Without changing a character, return the entries, but not the images they hold.

◆ DATA ROWS
%%

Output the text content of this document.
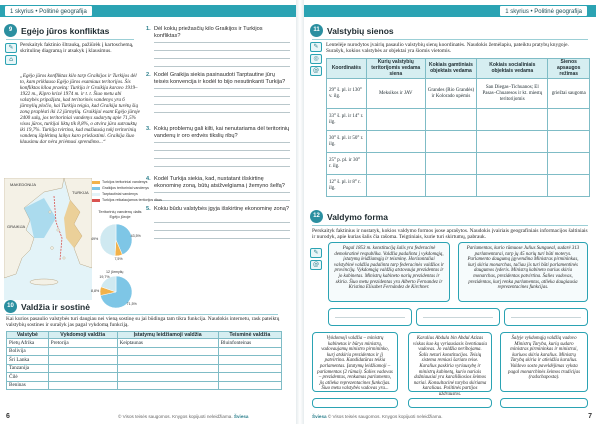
1 skyrius • Politinė geografija
9	Egėjo jūros konfliktas
✎
⌂
Perskaityk faktinio šltrauką, pažiūrėk į kartoschemą, skritulinę diagramą ir atsakyk į klausimus.
„Egėjo jūros konfliktas kilo tarp Graikijos ir Turkijos dėl to, kam priklauso Egėjo jūros esamiaus teritorijos. Šis konfliktas kiloa praeitą: Turkija ir Graikija karavo 1919–1922 m., Kipro krizė 1974 m. ir t. t. Šiuo metu abi valstybės pripažįsta, kad teritorinės vandenys yra 6 jūrmylių pločio, kai Turkija teigia, kad Graikija turėtų šią zoną praplėsti iki 12 jūrmylių. Graikijai esant Egėjo jūroje 2400 salų, jos teritoriniai vandenys sudarytų apie 71,5% visos jūros, turkijai liktų tik 8,8%, o atvira jūra sutrauktų iki 19,7%. Turkija tvirtina, kad mažiausią tokį teritorinių vandenų išplėtimą laikys karo priežastimi. Graikija šiuo klausimu dar nėra priėmusi sprendimo...“
MAKEDONIJA
GRAIKIJA
TURKIJA
Teritorinių vandenų dalis Egėjo jūroje
10 Valdžia ir sostinė
Kai kurios pasaulio valstybės turi daugiau nei vieną sostinę su jai būdinga tam tikra funkcija. Naudokis internetu, rask pateiktų valstybių sostines ir surašyk jas pagal vykdomą funkciją.
Valstybė	Vykdomoji valdžia	Įstatymų leidžiamoji valdžia	Teisminė valdžia
Pietų Afrika	Pretorija	Keiptaunas	Bluinfonteinas
Bolivija			
Šri Lanka			
Tanzanija			
Čilė			
Beninas			
6	© Visos teisės saugomos. Knygos kopijuoti neleidžiama. Šviesa
1. Dėl kokių priežasčių kilo Graikijos ir Turkijos konfliktas?
2. Kodėl Graikija siekia pasinaudoti Tarptautine jūrų teisės konvencija ir kodėl to bijo nesutinkanti Turkija?
3. Kokių problemų gali kilti, kai nenutariama dėl teritorinių vandenų ir oro erdvės tikslių ribų?
4. Kodėl Turkija siekia, kad, nustatant išskirtinę ekonominę zoną, būtų atsižvelgiama į žemyno šelfą?
5. Kokiu būdu valstybės įgyja išskirtinę ekonominę zoną?
Turkijos teritoriniai vandenys
Graikijos teritoriniai vandenys
Tarptautiniai vandenys
Turkijos reikalaujamos teritorijos ribos
43,5%
7,5%
49%
71,5%
8,8%
19,7%
12 jūrmylių
1 skyrius • Politinė geografija
11 Valstybių sienos
✎
◎
@
Lentelėje nurodytos įvairių pasaulio valstybių sienų koordinatės. Naudokis žemėlapiu, pateiktu pratybų knygoje. Surašyk, kokios valstybės ar objektai yra šiomis vietomis.
Koordinatės	Kurių valstybių teritorijomis vedama siena	Kokiais gamtiniais objektais vedama	Kokiais socialiniais objektais vedama	Sienos apsaugos režimas
29° š. pl. ir 130° v. ilg.	Meksikos ir JAV	Grandes (Rio Grandės) ir Kolorado upėmis	San Diegas–Tichuanos; El Pasas–Chuaresos ir kt. miestų teritorijomis	griežtai saugoma
33° š. pl. ir 14° r. ilg.				
30° š. pl. ir 50° r. ilg.				
25° p. pl. ir 30° r. ilg.				
12° š. pl. ir 8° r. ilg.				
12 Valdymo forma
Perskaityk faktinius ir nustatyk, kokios valdymo formos įsose aprašytos. Naudokis įvairiais geografiniais informacijos šaltiniais ir nurodyk, apie kurias šalis čia rašoma. Teigtiniais, kurie turi skirtumų, pabrauk.
✎
@
Pagal 1853 m. konstituciją šalis yra federacinė demokratinė respublika. Valdžia padalinta į vykdomąją, įstatymų leidžiamąją ir teisminę. Horizontaliai valstybinė valdžia padalinta tarp federacinės valdžios ir provincijų. Vykdomąją valdžią atstovauja prezidentas ir jo kabinetas. Ministrų kabineto narių prezidentas ir skiria. Šiuo metu prezidentas yra Alberto Fernandez ir Kristina Elisabet Fernández de Kirchner.
Parlamentas, kurio rūmuose Julius Sungueal, sudarė 313 parlamentarai, tarp jų 45 narių turi būti moterys. Parlamento daugumą įgyvendina Ministras pirmininkas, kurį skiria monarchas, tačiau jis turi būti parlamentinės daugumos lyderis. Ministrų kabineto narius skiria monarchas, prezidentas patvirtina. Šalies vadovas, prezidentas, kurį renka parlamentas, atlieka daugiausia reprezentacines funkcijas.
Vykdomoji valdžia – ministrų kabinetas ir būrys ministrų, vadovaujamų ministro pirmininko, kurį atskiria prezidentas ir jį patvirtina. Kandidatūras teikia parlamentas. Įstatymų leidžiamoji – parlamentas (2 rūmai). Šalies vadovas – prezidentas, renkamas parlamento, jis atlieka reprezentacines funkcijas. Šiuo metu valstybės vadovas yra...
Karalius Abdula bin Abdul Azizas viskas kuo ką vyriausiasis šventiausia vadovas. Jo valdžia neribojama. Šalis neturi konstitucijos. Teisių sistema remiasi šariato teise. Karalius paskiria vyriausybę ir ministrų kabinetą, kurio nariais dažniausiai yra karališkosios šeimos nariai. Konsultacinė taryba skiriama karaliaus. Politinės partijos uždraustos.
Šalyje vykdomąją valdžią vadovo Ministrų Taryba, kurią sudaro ministras pirmininkas ir ministrai, kuriuos skiria karalius. Ministrų Tarybą skiria ir atleidžia karalius. Valdovo sosto paveldėjimas vyksta pagal monarchinės šeimos tradicijas (radschaposta).
Šviesa © Visos teisės saugomos. Knygos kopijuoti neleidžiama.	7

%%

◆ RESULT OF THIS EXERCISE
Output the text content of this document.
1 skyrius • Politinė geografija
9	Egėjo jūros konfliktas
✎
⌂
Perskaityk faktinio šltrauką, pažiūrėk į kartoschemą, skritulinę diagramą ir atsakyk į klausimus.
„Egėjo jūros konfliktas kilo tarp Graikijos ir Turkijos dėl to, kam priklauso Egėjo jūros esamiaus teritorijos. Šis konfliktas kiloa praeitą: Turkija ir Graikija karavo 1919–1922 m., Kipro krizė 1974 m. ir t. t. Šiuo metu abi valstybės pripažįsta, kad teritorinės vandenys yra 6 jūrmylių pločio, kai Turkija teigia, kad Graikija turėtų šią zoną praplėsti iki 12 jūrmylių. Graikijai esant Egėjo jūroje 2400 salų, jos teritoriniai vandenys sudarytų apie 71,5% visos jūros, turkijai liktų tik 8,8%, o atvira jūra sutrauktų iki 19,7%. Turkija tvirtina, kad mažiausią tokį teritorinių vandenų išplėtimą laikys karo priežastimi. Graikija šiuo klausimu dar nėra priėmusi sprendimo...“
MAKEDONIJA
GRAIKIJA
TURKIJA
Teritorinių vandenų dalis Egėjo jūroje
10 Valdžia ir sostinė
Kai kurios pasaulio valstybės turi daugiau nei vieną sostinę su jai būdinga tam tikra funkcija. Naudokis internetu, rask pateiktų valstybių sostines ir surašyk jas pagal vykdomą funkciją.
Valstybė	Vykdomoji valdžia	Įstatymų leidžiamoji valdžia	Teisminė valdžia
Pietų Afrika	Pretorija	Keiptaunas	Bluinfonteinas
Bolivija			
Šri Lanka			
Tanzanija			
Čilė			
Beninas			
6	© Visos teisės saugomos. Knygos kopijuoti neleidžiama. Šviesa
1. Dėl kokių priežasčių kilo Graikijos ir Turkijos konfliktas?
2. Kodėl Graikija siekia pasinaudoti Tarptautine jūrų teisės konvencija ir kodėl to bijo nesutinkanti Turkija?
3. Kokių problemų gali kilti, kai nenutariama dėl teritorinių vandenų ir oro erdvės tikslių ribų?
4. Kodėl Turkija siekia, kad, nustatant išskirtinę ekonominę zoną, būtų atsižvelgiama į žemyno šelfą?
5. Kokiu būdu valstybės įgyja išskirtinę ekonominę zoną?
Turkijos teritoriniai vandenys
Graikijos teritoriniai vandenys
Tarptautiniai vandenys
Turkijos reikalaujamos teritorijos ribos
43,5%
7,5%
49%
71,5%
8,8%
19,7%
12 jūrmylių
1 skyrius • Politinė geografija
11 Valstybių sienos
✎
◎
@
Lentelėje nurodytos įvairių pasaulio valstybių sienų koordinatės. Naudokis žemėlapiu, pateiktu pratybų knygoje. Surašyk, kokios valstybės ar objektai yra šiomis vietomis.
Koordinatės	Kurių valstybių teritorijomis vedama siena	Kokiais gamtiniais objektais vedama	Kokiais socialiniais objektais vedama	Sienos apsaugos režimas
29° š. pl. ir 130° v. ilg.	Meksikos ir JAV	Grandes (Rio Grandės) ir Kolorado upėmis	San Diegas–Tichuanos; El Pasas–Chuaresos ir kt. miestų teritorijomis	griežtai saugoma
33° š. pl. ir 14° r. ilg.				
30° š. pl. ir 50° r. ilg.				
25° p. pl. ir 30° r. ilg.				
12° š. pl. ir 8° r. ilg.				
12 Valdymo forma
Perskaityk faktinius ir nustatyk, kokios valdymo formos įsose aprašytos. Naudokis įvairiais geografiniais informacijos šaltiniais ir nurodyk, apie kurias šalis čia rašoma. Teigtiniais, kurie turi skirtumų, pabrauk.
✎
@
Pagal 1853 m. konstituciją šalis yra federacinė demokratinė respublika. Valdžia padalinta į vykdomąją, įstatymų leidžiamąją ir teisminę. Horizontaliai valstybinė valdžia padalinta tarp federacinės valdžios ir provincijų. Vykdomąją valdžią atstovauja prezidentas ir jo kabinetas. Ministrų kabineto narių prezidentas ir skiria. Šiuo metu prezidentas yra Alberto Fernandez ir Kristina Elisabet Fernández de Kirchner.
Parlamentas, kurio rūmuose Julius Sungueal, sudarė 313 parlamentarai, tarp jų 45 narių turi būti moterys. Parlamento daugumą įgyvendina Ministras pirmininkas, kurį skiria monarchas, tačiau jis turi būti parlamentinės daugumos lyderis. Ministrų kabineto narius skiria monarchas, prezidentas patvirtina. Šalies vadovas, prezidentas, kurį renka parlamentas, atlieka daugiausia reprezentacines funkcijas.
Vykdomoji valdžia – ministrų kabinetas ir būrys ministrų, vadovaujamų ministro pirmininko, kurį atskiria prezidentas ir jį patvirtina. Kandidatūras teikia parlamentas. Įstatymų leidžiamoji – parlamentas (2 rūmai). Šalies vadovas – prezidentas, renkamas parlamento, jis atlieka reprezentacines funkcijas. Šiuo metu valstybės vadovas yra...
Karalius Abdula bin Abdul Azizas viskas kuo ką vyriausiasis šventiausia vadovas. Jo valdžia neribojama. Šalis neturi konstitucijos. Teisių sistema remiasi šariato teise. Karalius paskiria vyriausybę ir ministrų kabinetą, kurio nariais dažniausiai yra karališkosios šeimos nariai. Konsultacinė taryba skiriama karaliaus. Politinės partijos uždraustos.
Šalyje vykdomąją valdžią vadovo Ministrų Taryba, kurią sudaro ministras pirmininkas ir ministrai, kuriuos skiria karalius. Ministrų Tarybą skiria ir atleidžia karalius. Valdovo sosto paveldėjimas vyksta pagal monarchinės šeimos tradicijas (radschaposta).
Šviesa © Visos teisės saugomos. Knygos kopijuoti neleidžiama.	7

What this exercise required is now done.